• _Raw records_:
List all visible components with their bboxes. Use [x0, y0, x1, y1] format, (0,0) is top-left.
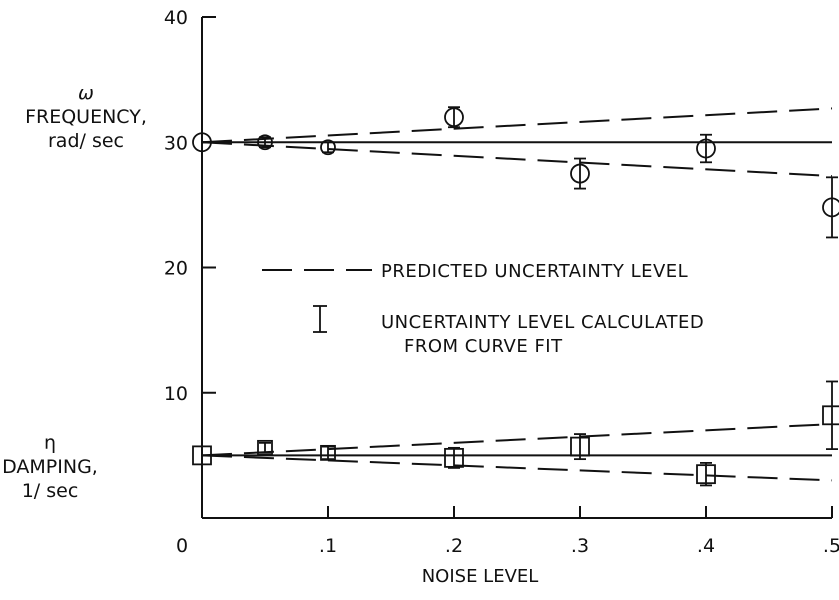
frequency-predicted-upper — [201, 107, 833, 144]
y-tick-label-10: 10 — [164, 383, 188, 405]
y-tick-label-20: 20 — [164, 258, 188, 280]
frequency-symbol: ω — [78, 82, 94, 104]
damping-point-3 — [444, 447, 464, 468]
frequency-label-block: ω FREQUENCY, rad/ sec — [2, 82, 170, 153]
damping-point-0 — [192, 445, 212, 466]
damping-label-block: η DAMPING, 1/ sec — [0, 432, 100, 503]
y-tick-label-40: 40 — [164, 7, 188, 29]
frequency-point-2 — [320, 139, 336, 156]
damping-symbol: η — [43, 432, 57, 454]
frequency-point-5 — [696, 138, 716, 159]
damping-unit: 1/ sec — [21, 479, 79, 502]
legend-marks — [262, 269, 372, 333]
frequency-label: FREQUENCY, — [25, 105, 147, 128]
markers — [192, 106, 839, 487]
frequency-predicted-lower — [201, 141, 833, 178]
x-tick-label-.4: .4 — [697, 535, 715, 557]
damping-predicted-upper — [201, 423, 833, 457]
frequency-point-4 — [570, 163, 590, 184]
damping-point-6 — [822, 405, 839, 426]
damping-point-2 — [320, 444, 336, 461]
x-tick-label-.3: .3 — [571, 535, 589, 557]
damping-label: DAMPING, — [2, 455, 98, 478]
x-tick-label-.1: .1 — [319, 535, 337, 557]
frequency-point-1 — [257, 134, 273, 151]
y-tick-label-30: 30 — [164, 132, 188, 154]
x-tick-label-0: 0 — [176, 535, 188, 557]
curves — [201, 107, 833, 482]
frequency-point-0 — [192, 132, 212, 153]
damping-point-4 — [570, 436, 590, 457]
damping-point-1 — [257, 439, 273, 456]
axes: 10 20 30 40 0 .1 .2 .3 .4 .5 — [164, 7, 839, 557]
legend-calculated-line1: UNCERTAINTY LEVEL CALCULATED — [381, 312, 705, 333]
x-tick-label-.2: .2 — [445, 535, 463, 557]
frequency-point-6 — [822, 197, 839, 218]
damping-point-5 — [696, 464, 716, 485]
x-tick-label-.5: .5 — [823, 535, 839, 557]
frequency-unit: rad/ sec — [48, 129, 124, 152]
damping-predicted-lower — [201, 454, 833, 482]
legend-calculated-line2: FROM CURVE FIT — [404, 336, 563, 357]
x-axis-label: NOISE LEVEL — [421, 566, 539, 587]
legend-predicted: PREDICTED UNCERTAINTY LEVEL — [381, 261, 689, 282]
frequency-point-3 — [444, 107, 464, 128]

• _Instructions to follow_: Can you edit the part of the entries that opens with the line containing "frequency-predicted-upper — [201, 107, 833, 144]" and closes with the line containing "curves — [201, 107, 833, 482]", replacing "damping-point" with "damping-marker" and leaving everything else unchanged? Return only those lines.

• _Task response_:
frequency-predicted-upper — [201, 107, 833, 144]
y-tick-label-10: 10 — [164, 383, 188, 405]
y-tick-label-20: 20 — [164, 258, 188, 280]
frequency-symbol: ω — [78, 82, 94, 104]
damping-marker-3 — [444, 447, 464, 468]
frequency-label-block: ω FREQUENCY, rad/ sec — [2, 82, 170, 153]
damping-marker-0 — [192, 445, 212, 466]
damping-label-block: η DAMPING, 1/ sec — [0, 432, 100, 503]
y-tick-label-40: 40 — [164, 7, 188, 29]
frequency-point-2 — [320, 139, 336, 156]
damping-symbol: η — [43, 432, 57, 454]
frequency-point-5 — [696, 138, 716, 159]
damping-unit: 1/ sec — [21, 479, 79, 502]
legend-marks — [262, 269, 372, 333]
frequency-label: FREQUENCY, — [25, 105, 147, 128]
markers — [192, 106, 839, 487]
frequency-predicted-lower — [201, 141, 833, 178]
x-tick-label-.4: .4 — [697, 535, 715, 557]
damping-predicted-upper — [201, 423, 833, 457]
frequency-point-4 — [570, 163, 590, 184]
damping-marker-6 — [822, 405, 839, 426]
damping-marker-2 — [320, 444, 336, 461]
x-tick-label-.3: .3 — [571, 535, 589, 557]
damping-label: DAMPING, — [2, 455, 98, 478]
x-tick-label-.1: .1 — [319, 535, 337, 557]
frequency-point-1 — [257, 134, 273, 151]
y-tick-label-30: 30 — [164, 132, 188, 154]
x-tick-label-0: 0 — [176, 535, 188, 557]
curves — [201, 107, 833, 482]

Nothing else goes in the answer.